-- Begin --
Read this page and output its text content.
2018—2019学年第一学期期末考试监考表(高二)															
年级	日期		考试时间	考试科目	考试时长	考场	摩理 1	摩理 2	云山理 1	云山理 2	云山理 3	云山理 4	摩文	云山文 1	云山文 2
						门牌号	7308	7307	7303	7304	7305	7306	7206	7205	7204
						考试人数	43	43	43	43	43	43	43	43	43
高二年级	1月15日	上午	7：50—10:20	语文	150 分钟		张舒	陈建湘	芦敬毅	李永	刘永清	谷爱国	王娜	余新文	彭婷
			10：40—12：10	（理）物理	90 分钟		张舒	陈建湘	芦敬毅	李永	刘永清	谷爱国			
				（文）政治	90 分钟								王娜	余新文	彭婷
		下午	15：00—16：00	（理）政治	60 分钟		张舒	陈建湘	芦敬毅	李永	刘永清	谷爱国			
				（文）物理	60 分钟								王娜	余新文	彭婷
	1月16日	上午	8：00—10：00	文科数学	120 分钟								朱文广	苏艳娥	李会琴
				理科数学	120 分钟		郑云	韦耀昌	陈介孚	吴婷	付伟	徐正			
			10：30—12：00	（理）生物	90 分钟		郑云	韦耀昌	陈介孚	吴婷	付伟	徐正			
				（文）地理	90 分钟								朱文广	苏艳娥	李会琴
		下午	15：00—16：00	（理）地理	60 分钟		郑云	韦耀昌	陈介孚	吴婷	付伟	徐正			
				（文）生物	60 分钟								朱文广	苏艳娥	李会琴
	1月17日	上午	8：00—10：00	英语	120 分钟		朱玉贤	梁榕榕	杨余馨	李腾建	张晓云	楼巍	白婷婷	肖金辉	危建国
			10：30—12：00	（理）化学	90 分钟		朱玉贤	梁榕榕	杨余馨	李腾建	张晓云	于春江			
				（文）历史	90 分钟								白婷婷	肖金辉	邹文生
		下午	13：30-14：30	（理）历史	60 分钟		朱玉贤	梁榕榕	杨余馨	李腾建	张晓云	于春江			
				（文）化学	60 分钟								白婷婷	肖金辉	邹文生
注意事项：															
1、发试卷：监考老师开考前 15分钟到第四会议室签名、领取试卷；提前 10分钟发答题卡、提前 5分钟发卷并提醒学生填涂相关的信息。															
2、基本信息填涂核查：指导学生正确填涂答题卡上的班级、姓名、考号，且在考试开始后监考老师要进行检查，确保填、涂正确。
-- End --
• Instruction:
Retype each record exactly, leaving nothing out.

• Expected output:
Read this page and output its text content.
2018—2019学年第一学期期末考试监考表(高二)															
年级	日期		考试时间	考试科目	考试时长	考场	摩理 1	摩理 2	云山理 1	云山理 2	云山理 3	云山理 4	摩文	云山文 1	云山文 2
						门牌号	7308	7307	7303	7304	7305	7306	7206	7205	7204
						考试人数	43	43	43	43	43	43	43	43	43
高二年级	1月15日	上午	7：50—10:20	语文	150 分钟		张舒	陈建湘	芦敬毅	李永	刘永清	谷爱国	王娜	余新文	彭婷
			10：40—12：10	（理）物理	90 分钟		张舒	陈建湘	芦敬毅	李永	刘永清	谷爱国			
				（文）政治	90 分钟								王娜	余新文	彭婷
		下午	15：00—16：00	（理）政治	60 分钟		张舒	陈建湘	芦敬毅	李永	刘永清	谷爱国			
				（文）物理	60 分钟								王娜	余新文	彭婷
	1月16日	上午	8：00—10：00	文科数学	120 分钟								朱文广	苏艳娥	李会琴
				理科数学	120 分钟		郑云	韦耀昌	陈介孚	吴婷	付伟	徐正			
			10：30—12：00	（理）生物	90 分钟		郑云	韦耀昌	陈介孚	吴婷	付伟	徐正			
				（文）地理	90 分钟								朱文广	苏艳娥	李会琴
		下午	15：00—16：00	（理）地理	60 分钟		郑云	韦耀昌	陈介孚	吴婷	付伟	徐正			
				（文）生物	60 分钟								朱文广	苏艳娥	李会琴
	1月17日	上午	8：00—10：00	英语	120 分钟		朱玉贤	梁榕榕	杨余馨	李腾建	张晓云	楼巍	白婷婷	肖金辉	危建国
			10：30—12：00	（理）化学	90 分钟		朱玉贤	梁榕榕	杨余馨	李腾建	张晓云	于春江			
				（文）历史	90 分钟								白婷婷	肖金辉	邹文生
		下午	13：30-14：30	（理）历史	60 分钟		朱玉贤	梁榕榕	杨余馨	李腾建	张晓云	于春江			
				（文）化学	60 分钟								白婷婷	肖金辉	邹文生
注意事项：															
1、发试卷：监考老师开考前 15分钟到第四会议室签名、领取试卷；提前 10分钟发答题卡、提前 5分钟发卷并提醒学生填涂相关的信息。															
2、基本信息填涂核查：指导学生正确填涂答题卡上的班级、姓名、考号，且在考试开始后监考老师要进行检查，确保填、涂正确。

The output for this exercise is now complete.